YOUR GOAL
Each record below should appear again exactly as written.

STORED DATA

──────

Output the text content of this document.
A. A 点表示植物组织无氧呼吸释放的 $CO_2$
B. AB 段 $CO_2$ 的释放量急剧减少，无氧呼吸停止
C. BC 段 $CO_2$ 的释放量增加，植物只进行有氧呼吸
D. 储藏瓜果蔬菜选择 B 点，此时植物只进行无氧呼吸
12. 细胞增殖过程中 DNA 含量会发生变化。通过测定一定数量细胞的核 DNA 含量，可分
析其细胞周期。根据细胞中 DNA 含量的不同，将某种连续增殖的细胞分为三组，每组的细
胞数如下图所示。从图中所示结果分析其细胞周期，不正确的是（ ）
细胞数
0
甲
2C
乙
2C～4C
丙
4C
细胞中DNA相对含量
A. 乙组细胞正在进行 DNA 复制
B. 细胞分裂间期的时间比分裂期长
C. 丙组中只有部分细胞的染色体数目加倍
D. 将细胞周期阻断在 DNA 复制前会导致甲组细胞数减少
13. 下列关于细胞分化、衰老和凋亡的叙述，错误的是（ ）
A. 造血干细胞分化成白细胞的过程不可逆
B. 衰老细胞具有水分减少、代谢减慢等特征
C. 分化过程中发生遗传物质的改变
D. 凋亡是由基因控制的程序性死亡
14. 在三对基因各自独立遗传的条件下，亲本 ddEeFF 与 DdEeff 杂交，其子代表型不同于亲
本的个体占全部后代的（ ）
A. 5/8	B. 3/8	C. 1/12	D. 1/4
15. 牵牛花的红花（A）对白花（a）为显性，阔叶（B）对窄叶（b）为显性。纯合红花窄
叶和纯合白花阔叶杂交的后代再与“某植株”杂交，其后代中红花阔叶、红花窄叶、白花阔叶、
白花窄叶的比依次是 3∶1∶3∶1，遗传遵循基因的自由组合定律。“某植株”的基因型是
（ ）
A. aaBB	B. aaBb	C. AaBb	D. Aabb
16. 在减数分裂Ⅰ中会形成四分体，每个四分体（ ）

──────

TASK ANSWER
Output the text content of this document.
A. A 点表示植物组织无氧呼吸释放的 $CO_2$
B. AB 段 $CO_2$ 的释放量急剧减少，无氧呼吸停止
C. BC 段 $CO_2$ 的释放量增加，植物只进行有氧呼吸
D. 储藏瓜果蔬菜选择 B 点，此时植物只进行无氧呼吸
12. 细胞增殖过程中 DNA 含量会发生变化。通过测定一定数量细胞的核 DNA 含量，可分
析其细胞周期。根据细胞中 DNA 含量的不同，将某种连续增殖的细胞分为三组，每组的细
胞数如下图所示。从图中所示结果分析其细胞周期，不正确的是（ ）
细胞数
0
甲
2C
乙
2C～4C
丙
4C
细胞中DNA相对含量
A. 乙组细胞正在进行 DNA 复制
B. 细胞分裂间期的时间比分裂期长
C. 丙组中只有部分细胞的染色体数目加倍
D. 将细胞周期阻断在 DNA 复制前会导致甲组细胞数减少
13. 下列关于细胞分化、衰老和凋亡的叙述，错误的是（ ）
A. 造血干细胞分化成白细胞的过程不可逆
B. 衰老细胞具有水分减少、代谢减慢等特征
C. 分化过程中发生遗传物质的改变
D. 凋亡是由基因控制的程序性死亡
14. 在三对基因各自独立遗传的条件下，亲本 ddEeFF 与 DdEeff 杂交，其子代表型不同于亲
本的个体占全部后代的（ ）
A. 5/8	B. 3/8	C. 1/12	D. 1/4
15. 牵牛花的红花（A）对白花（a）为显性，阔叶（B）对窄叶（b）为显性。纯合红花窄
叶和纯合白花阔叶杂交的后代再与“某植株”杂交，其后代中红花阔叶、红花窄叶、白花阔叶、
白花窄叶的比依次是 3∶1∶3∶1，遗传遵循基因的自由组合定律。“某植株”的基因型是
（ ）
A. aaBB	B. aaBb	C. AaBb	D. Aabb
16. 在减数分裂Ⅰ中会形成四分体，每个四分体（ ）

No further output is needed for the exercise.